### Objective
Report all lines holding "title".

### Data provided

════════════════════

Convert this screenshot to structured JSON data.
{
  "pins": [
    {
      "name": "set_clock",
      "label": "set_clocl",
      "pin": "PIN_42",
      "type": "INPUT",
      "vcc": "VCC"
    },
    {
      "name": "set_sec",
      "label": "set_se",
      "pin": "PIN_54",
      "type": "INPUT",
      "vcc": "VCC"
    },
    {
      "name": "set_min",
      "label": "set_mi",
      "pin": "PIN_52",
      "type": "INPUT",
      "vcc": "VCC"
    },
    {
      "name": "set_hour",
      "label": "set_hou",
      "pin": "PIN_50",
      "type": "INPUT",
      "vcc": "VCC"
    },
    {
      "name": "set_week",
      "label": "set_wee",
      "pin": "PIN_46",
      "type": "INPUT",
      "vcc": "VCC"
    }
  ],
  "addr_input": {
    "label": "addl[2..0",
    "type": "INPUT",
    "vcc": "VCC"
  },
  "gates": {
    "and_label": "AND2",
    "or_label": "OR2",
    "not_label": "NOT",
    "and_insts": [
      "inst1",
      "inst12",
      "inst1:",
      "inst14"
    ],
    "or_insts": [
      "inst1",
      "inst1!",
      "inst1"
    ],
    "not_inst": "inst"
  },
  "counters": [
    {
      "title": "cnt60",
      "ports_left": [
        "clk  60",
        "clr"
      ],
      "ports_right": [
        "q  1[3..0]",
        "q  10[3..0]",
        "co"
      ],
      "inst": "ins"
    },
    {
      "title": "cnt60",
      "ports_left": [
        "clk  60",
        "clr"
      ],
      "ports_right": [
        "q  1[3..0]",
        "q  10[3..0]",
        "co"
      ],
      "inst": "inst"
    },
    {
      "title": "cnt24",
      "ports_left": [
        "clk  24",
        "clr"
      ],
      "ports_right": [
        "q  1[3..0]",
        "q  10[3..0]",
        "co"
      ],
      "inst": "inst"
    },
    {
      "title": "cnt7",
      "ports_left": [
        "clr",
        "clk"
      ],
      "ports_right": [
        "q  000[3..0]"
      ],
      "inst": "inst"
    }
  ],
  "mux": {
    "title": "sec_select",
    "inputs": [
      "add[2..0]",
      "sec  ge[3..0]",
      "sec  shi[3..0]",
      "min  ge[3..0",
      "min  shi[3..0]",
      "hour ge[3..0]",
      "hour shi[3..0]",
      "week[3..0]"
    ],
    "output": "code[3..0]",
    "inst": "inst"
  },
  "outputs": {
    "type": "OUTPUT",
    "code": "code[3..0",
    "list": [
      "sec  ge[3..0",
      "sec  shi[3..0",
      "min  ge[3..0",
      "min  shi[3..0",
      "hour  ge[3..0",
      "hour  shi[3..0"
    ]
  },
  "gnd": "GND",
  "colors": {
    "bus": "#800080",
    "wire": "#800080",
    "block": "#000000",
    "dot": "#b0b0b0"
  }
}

════════════════════

### Solution to this problem
      "title": "cnt60",
      "title": "cnt60",
      "title": "cnt24",
      "title": "cnt7",
    "title": "sec_select",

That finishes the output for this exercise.